EXERCISE TASKS:
• 1. In the excerpt on the three-phase resume trampoline, what does phase 2 switch to?
• 2. Write out the part of the excerpt on the resume trampoline that opens with the words containing "At the end we" and closes with "to encrypted VMs.", copying it word for word.
• 3. Extend the passage about resuming a guest through the three-phase trampoline, picking up after its last sentence.

SOURCE EXCERPT:
At the end we will describe our plan for transferring CPU
state and memory from source to guest. To be clear, the
temporary tooling used for this demo isn't built for
encrypted VMs, but below we explain how this demo applies to
and can be extended to encrypted VMs.

We Implemented our resume code in a very similar fashion to
the recommended S3 resume code. When the HV sets the CPU
state of a guest, it can do so when the guest is not
executing. Setting the state from inside the guest is a
delicate operation. There is no way to atomically set all of
the CPU state from inside the guest. Instead, we must set
most registers individually and account for changes in
control flow that doing so might cause. We do this with a
three-phase trampoline. OVMF calls phase 1, which runs on the
OVMF map. Phase 1 sets up phase 2 and jumps to it. Phase 2
switches to an intermediate map that reconciles the OVMF map
and the source map. Phase 3 switches to the source map,
restores the registers, and returns into execution of the
source. We will go backwards through these phases in more depth.

The last thing that resume to EFI does is return.

RECORDED DATA:

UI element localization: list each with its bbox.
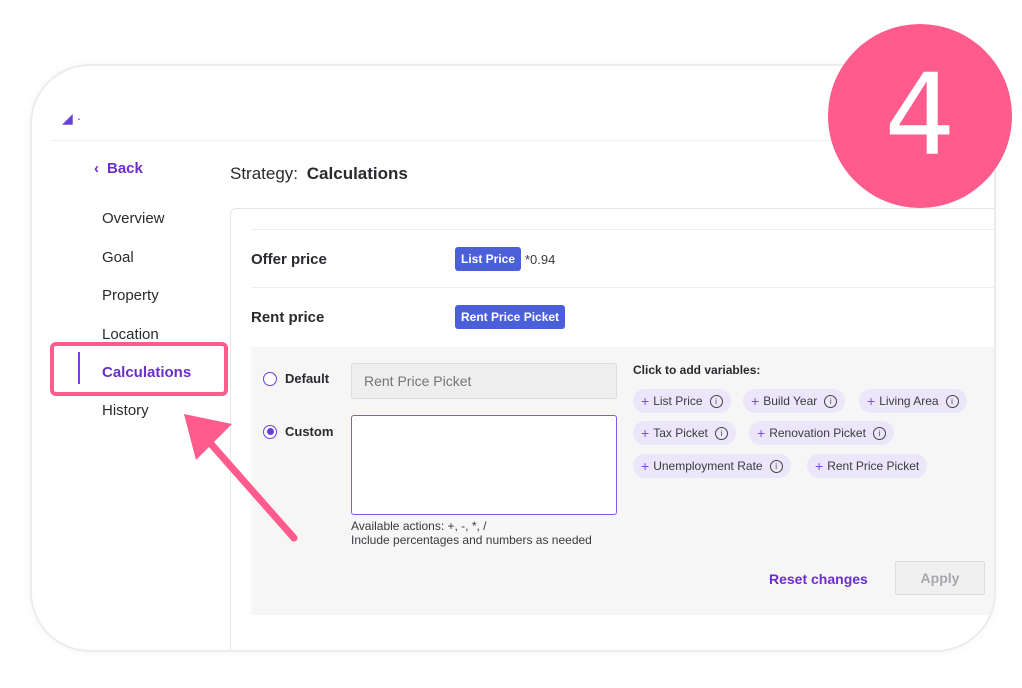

ANSWERS BY TASK:
• 1. An intermediate map that reconciles the OVMF map and the source map.

• 2.
At the end we will describe our plan for transferring CPU
state and memory from source to guest. To be clear, the
temporary tooling used for this demo isn't built for
encrypted VMs, but below we explain how this demo applies to
and can be extended to encrypted VMs.

• 3.
Specifically, we use IRETQ, which reads the values of RIP,
CS, RFLAGS, RSP, and SS from a temporary stack and restores
them atomically, thus returning to source execution. Prior to
returning, we must manually restore most other registers to
the values they had on the source. One particularly
significant register is CR3. When we return to Linux, CR3
must be set to the source CR3 or the first instruction
executed in Linux will cause a page fault. The code that we
use to restore the registers and return must be mapped in the
source page table or we would get a page fault executing the
instructions prior to returning into Linux. The value of
CR3 is so significant, that it defines the three phases of
the trampoline. Phase 3 begins when CR3 is set to the source
CR3. After setting CR3, we set all the other registers and return.

Phase 2 mainly exists to setup phase 3. OVMF uses a 1-1
mapping, meaning that virtual addresses are the same as
physical addresses. The kernel page table uses an offset
mapping, meaning that virtual addresses differ from physical
addresses by a constant (for the most part). Crucially, this
means that the virtual address of the page that is executed
by phase 3 differs between the OVMF map and the source map.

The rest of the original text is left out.